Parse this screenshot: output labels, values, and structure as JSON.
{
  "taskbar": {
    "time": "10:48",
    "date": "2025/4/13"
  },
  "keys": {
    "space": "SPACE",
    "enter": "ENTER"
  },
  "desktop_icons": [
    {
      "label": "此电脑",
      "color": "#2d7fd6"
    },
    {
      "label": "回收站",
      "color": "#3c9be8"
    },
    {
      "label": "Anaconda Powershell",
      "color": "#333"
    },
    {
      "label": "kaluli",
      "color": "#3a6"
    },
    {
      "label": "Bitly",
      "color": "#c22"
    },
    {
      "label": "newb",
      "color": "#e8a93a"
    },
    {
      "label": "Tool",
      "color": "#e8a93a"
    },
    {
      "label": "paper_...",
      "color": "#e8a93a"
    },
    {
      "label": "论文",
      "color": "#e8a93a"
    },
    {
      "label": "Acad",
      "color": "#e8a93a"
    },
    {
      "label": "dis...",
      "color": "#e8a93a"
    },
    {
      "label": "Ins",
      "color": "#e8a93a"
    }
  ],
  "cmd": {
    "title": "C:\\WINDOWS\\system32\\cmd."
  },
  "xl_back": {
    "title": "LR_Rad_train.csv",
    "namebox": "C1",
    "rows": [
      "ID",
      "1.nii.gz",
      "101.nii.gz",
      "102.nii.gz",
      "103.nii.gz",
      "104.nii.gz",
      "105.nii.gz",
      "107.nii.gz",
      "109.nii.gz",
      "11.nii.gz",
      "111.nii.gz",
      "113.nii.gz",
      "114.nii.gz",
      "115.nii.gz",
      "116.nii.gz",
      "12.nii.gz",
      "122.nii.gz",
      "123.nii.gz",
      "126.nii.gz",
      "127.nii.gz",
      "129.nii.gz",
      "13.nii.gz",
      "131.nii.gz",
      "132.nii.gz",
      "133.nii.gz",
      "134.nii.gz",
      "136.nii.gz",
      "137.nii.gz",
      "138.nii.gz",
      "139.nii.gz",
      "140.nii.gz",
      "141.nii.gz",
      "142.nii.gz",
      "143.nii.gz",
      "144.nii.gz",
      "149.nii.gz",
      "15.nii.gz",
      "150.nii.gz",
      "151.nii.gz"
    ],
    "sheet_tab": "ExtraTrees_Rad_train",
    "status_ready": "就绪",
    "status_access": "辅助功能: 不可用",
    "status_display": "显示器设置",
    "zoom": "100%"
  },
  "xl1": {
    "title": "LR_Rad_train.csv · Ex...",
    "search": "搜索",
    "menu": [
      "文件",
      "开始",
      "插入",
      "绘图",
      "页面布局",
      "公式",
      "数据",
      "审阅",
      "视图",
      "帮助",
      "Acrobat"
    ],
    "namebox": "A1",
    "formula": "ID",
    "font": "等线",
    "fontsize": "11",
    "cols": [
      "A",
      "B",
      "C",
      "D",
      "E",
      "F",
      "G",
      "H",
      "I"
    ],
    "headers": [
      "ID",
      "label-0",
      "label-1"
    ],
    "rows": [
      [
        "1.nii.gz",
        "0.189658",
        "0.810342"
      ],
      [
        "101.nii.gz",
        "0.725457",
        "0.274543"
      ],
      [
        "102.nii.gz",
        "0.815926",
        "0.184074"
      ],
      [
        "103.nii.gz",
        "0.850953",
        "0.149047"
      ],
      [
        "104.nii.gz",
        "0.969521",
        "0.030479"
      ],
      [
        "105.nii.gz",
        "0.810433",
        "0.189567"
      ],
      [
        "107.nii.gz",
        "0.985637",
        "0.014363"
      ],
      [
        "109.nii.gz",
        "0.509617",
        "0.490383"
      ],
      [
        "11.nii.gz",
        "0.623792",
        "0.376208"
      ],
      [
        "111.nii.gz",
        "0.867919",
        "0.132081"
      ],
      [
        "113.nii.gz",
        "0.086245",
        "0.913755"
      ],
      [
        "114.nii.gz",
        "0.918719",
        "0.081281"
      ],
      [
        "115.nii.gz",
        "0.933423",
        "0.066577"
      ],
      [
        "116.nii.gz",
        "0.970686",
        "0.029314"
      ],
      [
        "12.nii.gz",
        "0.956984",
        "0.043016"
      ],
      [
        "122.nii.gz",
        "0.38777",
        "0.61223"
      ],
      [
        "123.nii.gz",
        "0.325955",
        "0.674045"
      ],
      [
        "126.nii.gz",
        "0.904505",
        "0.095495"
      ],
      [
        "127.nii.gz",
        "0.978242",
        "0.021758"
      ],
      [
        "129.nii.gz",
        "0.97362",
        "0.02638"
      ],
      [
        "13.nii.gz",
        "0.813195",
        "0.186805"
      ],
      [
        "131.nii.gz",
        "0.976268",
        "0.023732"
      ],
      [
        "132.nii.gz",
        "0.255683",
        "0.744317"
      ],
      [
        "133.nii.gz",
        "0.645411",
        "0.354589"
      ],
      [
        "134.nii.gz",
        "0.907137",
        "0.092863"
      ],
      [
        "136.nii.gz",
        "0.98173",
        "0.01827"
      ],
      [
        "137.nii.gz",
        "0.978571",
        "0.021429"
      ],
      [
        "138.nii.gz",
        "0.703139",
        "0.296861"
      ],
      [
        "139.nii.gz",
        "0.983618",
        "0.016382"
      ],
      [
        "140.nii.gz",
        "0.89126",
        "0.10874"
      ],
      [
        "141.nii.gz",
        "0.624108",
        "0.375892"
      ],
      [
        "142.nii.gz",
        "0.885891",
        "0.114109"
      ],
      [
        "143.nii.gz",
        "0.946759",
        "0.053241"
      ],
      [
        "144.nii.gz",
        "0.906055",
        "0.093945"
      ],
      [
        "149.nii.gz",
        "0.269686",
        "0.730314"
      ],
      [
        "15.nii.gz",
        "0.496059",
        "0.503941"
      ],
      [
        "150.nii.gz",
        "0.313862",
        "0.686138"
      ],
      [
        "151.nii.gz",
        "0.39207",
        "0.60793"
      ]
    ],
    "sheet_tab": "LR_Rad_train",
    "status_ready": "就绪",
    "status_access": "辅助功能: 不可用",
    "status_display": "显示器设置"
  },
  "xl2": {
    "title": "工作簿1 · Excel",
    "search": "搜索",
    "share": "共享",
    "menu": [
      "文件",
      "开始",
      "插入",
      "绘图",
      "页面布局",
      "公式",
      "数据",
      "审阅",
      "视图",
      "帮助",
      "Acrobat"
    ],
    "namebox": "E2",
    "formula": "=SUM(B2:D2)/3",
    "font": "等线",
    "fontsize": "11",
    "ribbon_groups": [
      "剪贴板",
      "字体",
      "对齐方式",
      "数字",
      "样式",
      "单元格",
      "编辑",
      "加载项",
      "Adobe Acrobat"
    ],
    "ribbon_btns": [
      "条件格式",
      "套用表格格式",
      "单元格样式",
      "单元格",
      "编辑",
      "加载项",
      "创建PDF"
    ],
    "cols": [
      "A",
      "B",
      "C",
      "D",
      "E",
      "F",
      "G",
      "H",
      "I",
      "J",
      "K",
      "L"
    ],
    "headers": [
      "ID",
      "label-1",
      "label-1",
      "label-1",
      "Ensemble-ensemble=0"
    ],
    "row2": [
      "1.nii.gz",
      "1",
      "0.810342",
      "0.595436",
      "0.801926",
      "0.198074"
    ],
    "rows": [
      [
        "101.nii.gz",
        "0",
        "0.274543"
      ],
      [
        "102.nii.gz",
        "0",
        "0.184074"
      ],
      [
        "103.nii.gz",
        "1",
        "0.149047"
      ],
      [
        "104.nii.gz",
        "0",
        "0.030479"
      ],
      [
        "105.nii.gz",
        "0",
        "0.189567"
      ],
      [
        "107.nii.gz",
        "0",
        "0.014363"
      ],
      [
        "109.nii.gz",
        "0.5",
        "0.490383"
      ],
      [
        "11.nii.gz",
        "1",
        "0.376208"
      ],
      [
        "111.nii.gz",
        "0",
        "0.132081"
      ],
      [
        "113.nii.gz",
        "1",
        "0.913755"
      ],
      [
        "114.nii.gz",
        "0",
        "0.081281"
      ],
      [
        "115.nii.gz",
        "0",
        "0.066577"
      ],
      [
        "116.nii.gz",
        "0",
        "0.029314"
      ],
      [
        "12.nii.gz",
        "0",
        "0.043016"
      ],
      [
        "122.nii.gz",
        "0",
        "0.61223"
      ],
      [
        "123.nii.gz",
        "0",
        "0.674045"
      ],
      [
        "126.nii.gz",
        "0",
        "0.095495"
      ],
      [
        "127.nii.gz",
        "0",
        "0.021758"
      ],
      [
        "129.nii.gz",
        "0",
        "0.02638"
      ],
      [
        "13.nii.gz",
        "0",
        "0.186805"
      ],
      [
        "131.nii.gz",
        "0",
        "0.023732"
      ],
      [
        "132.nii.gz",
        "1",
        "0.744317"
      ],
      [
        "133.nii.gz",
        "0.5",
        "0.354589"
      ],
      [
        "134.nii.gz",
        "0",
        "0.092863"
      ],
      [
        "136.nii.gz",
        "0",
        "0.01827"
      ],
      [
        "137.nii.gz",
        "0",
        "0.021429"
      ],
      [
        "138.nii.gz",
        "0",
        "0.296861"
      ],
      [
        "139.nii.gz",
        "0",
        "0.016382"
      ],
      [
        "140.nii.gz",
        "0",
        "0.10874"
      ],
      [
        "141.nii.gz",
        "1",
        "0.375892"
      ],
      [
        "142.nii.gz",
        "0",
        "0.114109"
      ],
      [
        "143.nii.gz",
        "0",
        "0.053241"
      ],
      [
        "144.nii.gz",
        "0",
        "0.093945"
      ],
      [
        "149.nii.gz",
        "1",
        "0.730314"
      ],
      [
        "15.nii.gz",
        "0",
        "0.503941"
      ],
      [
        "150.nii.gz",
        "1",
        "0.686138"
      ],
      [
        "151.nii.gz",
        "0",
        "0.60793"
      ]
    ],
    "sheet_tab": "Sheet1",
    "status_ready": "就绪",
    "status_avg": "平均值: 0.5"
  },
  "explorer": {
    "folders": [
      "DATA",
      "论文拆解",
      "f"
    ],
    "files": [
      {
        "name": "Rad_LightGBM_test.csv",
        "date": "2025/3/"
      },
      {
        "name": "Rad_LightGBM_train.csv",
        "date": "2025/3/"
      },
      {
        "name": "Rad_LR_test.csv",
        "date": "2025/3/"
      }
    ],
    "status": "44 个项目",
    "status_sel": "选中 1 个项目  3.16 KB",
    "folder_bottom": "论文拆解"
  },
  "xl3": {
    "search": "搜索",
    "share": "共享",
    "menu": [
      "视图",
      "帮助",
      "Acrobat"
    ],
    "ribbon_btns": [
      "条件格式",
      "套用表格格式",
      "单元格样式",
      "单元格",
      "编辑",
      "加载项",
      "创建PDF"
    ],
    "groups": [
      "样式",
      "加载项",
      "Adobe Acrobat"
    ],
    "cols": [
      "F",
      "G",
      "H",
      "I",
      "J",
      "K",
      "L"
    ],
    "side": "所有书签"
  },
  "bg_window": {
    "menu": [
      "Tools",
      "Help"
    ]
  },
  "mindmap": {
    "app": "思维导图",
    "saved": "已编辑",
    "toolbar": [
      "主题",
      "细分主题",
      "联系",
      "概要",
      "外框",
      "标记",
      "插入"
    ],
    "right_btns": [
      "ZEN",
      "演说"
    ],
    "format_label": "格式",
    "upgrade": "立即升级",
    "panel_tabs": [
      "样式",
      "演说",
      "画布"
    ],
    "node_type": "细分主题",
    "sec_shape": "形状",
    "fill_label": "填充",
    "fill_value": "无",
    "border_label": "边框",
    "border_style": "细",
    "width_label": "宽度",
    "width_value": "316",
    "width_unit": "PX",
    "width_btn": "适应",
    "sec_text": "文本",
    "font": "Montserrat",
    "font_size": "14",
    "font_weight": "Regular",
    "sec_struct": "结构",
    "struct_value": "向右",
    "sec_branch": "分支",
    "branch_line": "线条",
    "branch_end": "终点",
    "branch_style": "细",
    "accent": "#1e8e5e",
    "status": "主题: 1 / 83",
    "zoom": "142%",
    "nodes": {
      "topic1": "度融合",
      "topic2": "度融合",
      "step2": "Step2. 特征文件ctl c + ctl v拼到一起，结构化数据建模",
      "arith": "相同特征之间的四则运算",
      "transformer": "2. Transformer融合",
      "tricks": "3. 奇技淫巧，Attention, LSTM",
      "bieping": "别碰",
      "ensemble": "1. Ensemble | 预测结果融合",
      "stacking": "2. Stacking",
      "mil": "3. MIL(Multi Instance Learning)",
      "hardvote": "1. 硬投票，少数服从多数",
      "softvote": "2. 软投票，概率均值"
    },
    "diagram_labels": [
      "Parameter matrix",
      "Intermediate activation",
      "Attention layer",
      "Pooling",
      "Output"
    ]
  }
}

• **Set exercise**: Work out the number of lines in this listing that include the word "Ensemble". Reply with that number only.

• **Full answer**: 2